- Your objective -
Copy every line of the records below that holds the word "technique".

------

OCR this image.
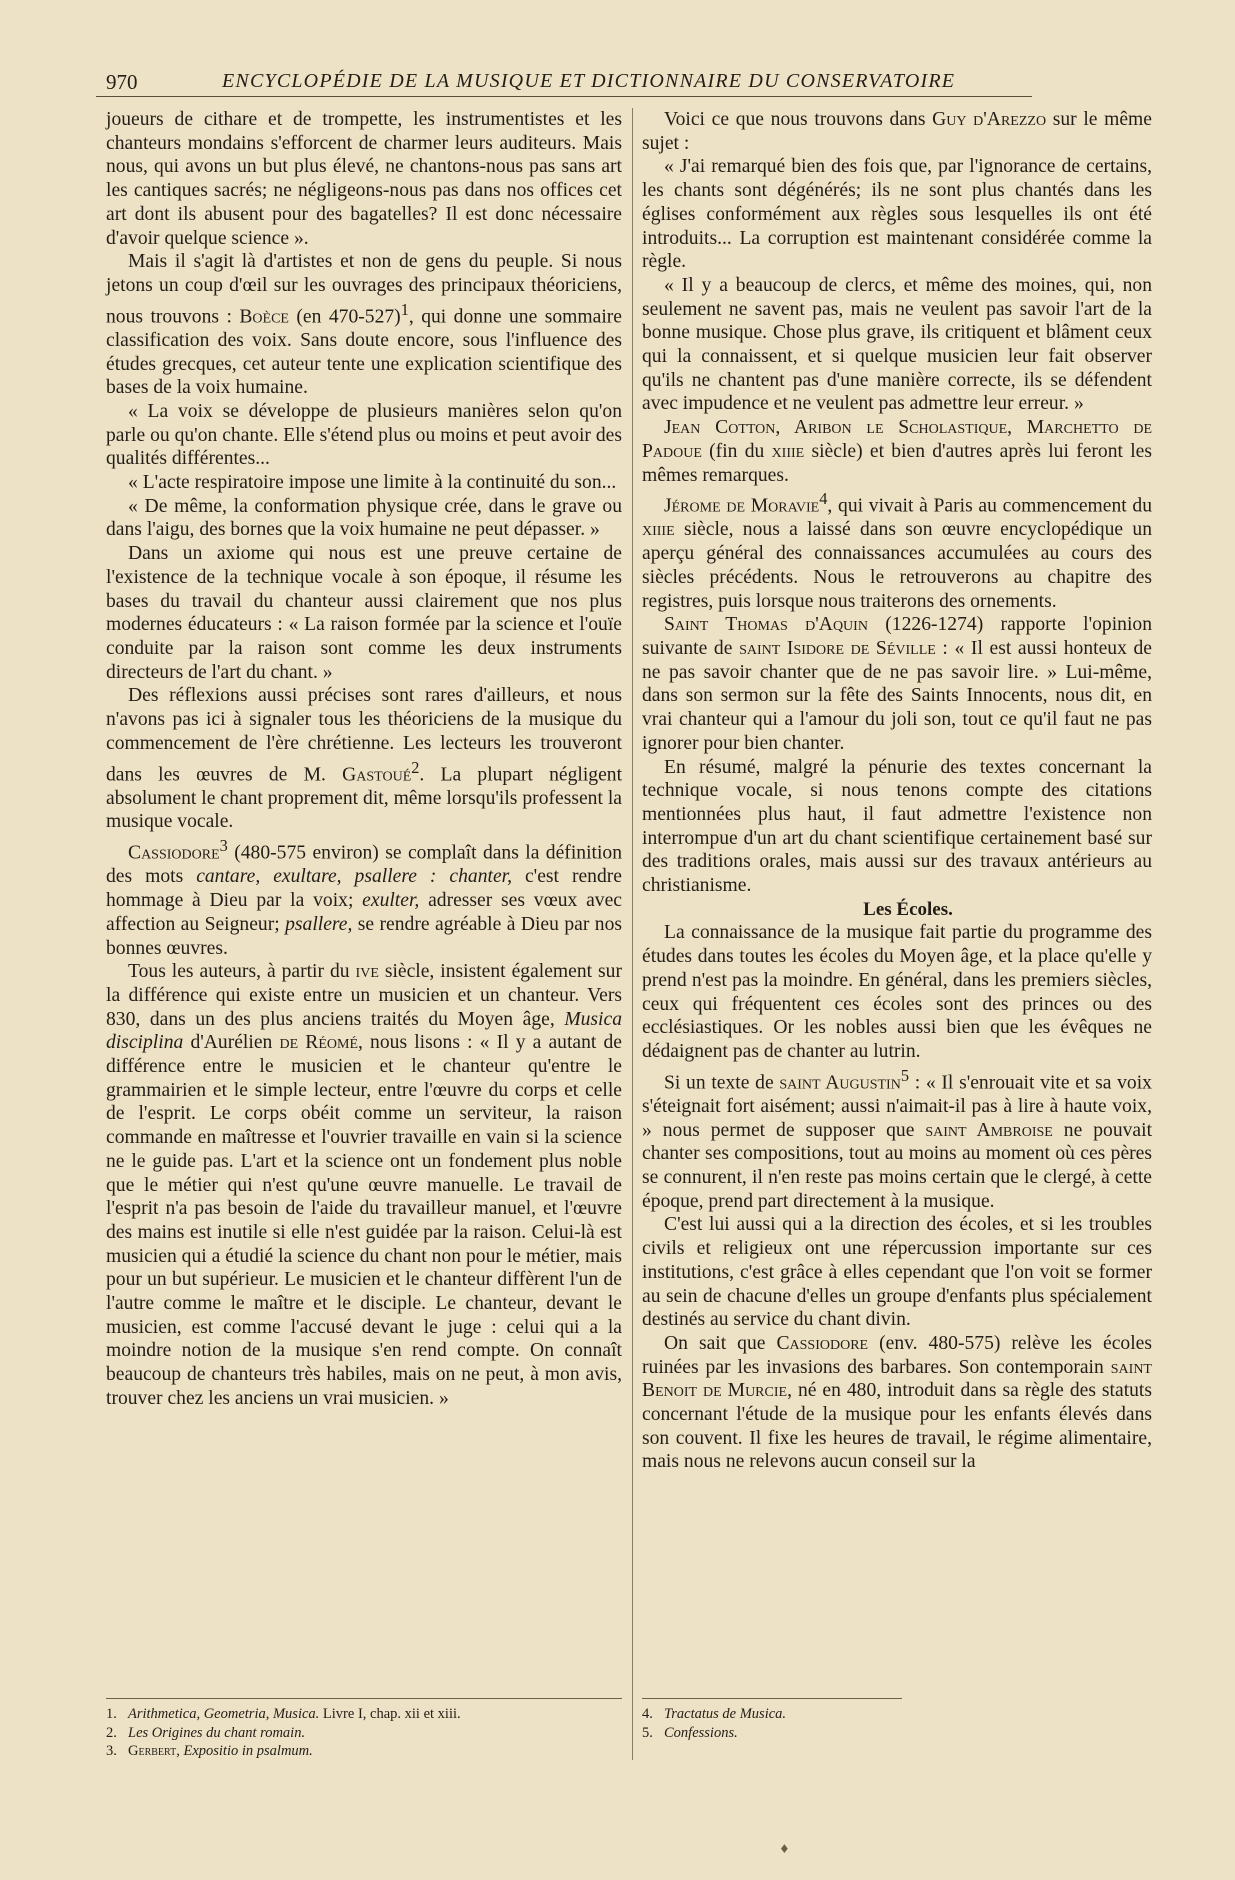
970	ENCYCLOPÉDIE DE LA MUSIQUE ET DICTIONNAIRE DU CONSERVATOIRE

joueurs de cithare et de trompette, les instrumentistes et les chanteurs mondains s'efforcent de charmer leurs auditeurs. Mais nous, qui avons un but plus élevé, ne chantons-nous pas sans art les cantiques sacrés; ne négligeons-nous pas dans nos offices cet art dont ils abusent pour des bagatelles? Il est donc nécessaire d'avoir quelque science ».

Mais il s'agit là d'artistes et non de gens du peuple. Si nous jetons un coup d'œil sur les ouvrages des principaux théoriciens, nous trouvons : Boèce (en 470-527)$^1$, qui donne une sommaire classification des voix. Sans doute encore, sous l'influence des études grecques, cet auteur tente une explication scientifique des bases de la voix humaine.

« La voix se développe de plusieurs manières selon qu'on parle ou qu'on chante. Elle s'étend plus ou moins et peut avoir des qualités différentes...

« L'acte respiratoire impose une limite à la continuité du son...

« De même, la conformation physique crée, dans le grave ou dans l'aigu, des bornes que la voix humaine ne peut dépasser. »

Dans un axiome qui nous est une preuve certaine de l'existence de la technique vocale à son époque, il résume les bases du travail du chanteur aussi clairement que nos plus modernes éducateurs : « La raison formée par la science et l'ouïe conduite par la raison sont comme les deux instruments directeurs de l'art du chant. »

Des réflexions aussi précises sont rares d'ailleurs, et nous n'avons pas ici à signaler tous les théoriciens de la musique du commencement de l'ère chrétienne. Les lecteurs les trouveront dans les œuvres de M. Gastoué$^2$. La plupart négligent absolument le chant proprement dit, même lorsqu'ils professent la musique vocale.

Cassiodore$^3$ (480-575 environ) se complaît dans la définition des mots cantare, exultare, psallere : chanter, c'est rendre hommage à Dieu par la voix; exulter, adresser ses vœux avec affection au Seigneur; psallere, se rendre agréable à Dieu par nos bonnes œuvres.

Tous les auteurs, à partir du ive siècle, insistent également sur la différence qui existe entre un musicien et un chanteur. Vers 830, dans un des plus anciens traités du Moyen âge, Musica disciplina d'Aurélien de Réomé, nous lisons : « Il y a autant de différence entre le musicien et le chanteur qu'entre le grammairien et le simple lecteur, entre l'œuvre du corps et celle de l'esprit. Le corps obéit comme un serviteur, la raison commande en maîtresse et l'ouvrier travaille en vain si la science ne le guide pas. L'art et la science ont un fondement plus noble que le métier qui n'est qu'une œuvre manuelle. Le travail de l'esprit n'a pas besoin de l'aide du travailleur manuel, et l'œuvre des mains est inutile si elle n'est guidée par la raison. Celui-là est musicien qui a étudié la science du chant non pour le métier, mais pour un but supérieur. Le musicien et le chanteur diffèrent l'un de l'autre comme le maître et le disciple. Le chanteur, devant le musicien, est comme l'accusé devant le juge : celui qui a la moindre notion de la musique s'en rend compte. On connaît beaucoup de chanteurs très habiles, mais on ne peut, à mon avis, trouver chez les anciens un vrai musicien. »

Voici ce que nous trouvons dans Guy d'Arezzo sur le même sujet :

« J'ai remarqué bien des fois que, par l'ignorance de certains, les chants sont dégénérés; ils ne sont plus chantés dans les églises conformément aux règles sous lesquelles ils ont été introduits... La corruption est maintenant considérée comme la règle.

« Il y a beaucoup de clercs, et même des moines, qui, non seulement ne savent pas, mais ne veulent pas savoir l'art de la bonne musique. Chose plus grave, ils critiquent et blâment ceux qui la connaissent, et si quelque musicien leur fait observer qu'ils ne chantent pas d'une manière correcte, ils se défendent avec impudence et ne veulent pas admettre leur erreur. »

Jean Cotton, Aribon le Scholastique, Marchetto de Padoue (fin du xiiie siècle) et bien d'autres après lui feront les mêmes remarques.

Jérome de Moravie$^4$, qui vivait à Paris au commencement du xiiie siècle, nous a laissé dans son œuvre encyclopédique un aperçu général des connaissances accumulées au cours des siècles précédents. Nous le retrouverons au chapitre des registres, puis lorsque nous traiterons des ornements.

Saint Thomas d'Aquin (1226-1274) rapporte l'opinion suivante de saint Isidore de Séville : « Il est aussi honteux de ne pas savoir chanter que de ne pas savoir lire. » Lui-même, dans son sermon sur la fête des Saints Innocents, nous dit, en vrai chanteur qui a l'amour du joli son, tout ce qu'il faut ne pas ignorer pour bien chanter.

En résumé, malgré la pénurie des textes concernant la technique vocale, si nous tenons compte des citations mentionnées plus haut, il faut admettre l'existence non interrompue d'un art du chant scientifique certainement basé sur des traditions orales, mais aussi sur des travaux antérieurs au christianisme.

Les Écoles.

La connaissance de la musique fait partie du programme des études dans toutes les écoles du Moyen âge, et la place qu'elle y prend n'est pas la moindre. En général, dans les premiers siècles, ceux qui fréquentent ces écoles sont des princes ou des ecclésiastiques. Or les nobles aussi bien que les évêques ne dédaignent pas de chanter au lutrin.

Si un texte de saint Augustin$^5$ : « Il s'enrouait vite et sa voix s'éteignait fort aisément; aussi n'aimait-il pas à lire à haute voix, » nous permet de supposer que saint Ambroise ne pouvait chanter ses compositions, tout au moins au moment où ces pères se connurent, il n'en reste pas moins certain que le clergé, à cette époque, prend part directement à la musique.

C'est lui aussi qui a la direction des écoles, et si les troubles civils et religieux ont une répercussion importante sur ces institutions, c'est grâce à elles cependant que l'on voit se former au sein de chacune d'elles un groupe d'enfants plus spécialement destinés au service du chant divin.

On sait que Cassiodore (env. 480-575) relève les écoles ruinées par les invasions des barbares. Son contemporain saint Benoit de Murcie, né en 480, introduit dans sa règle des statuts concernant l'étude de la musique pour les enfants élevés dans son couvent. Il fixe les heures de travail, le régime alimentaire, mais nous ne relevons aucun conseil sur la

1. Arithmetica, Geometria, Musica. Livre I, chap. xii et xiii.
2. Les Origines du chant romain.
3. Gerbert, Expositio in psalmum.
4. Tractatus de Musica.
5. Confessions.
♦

------

- Result of the task -
Dans un axiome qui nous est une preuve certaine de l'existence de la technique vocale à son époque, il résume les bases du travail du chanteur aussi clairement que nos plus modernes éducateurs : « La raison formée par la science et l'ouïe conduite par la raison sont comme les deux instruments directeurs de l'art du chant. »
En résumé, malgré la pénurie des textes concernant la technique vocale, si nous tenons compte des citations mentionnées plus haut, il faut admettre l'existence non interrompue d'un art du chant scientifique certainement basé sur des traditions orales, mais aussi sur des travaux antérieurs au christianisme.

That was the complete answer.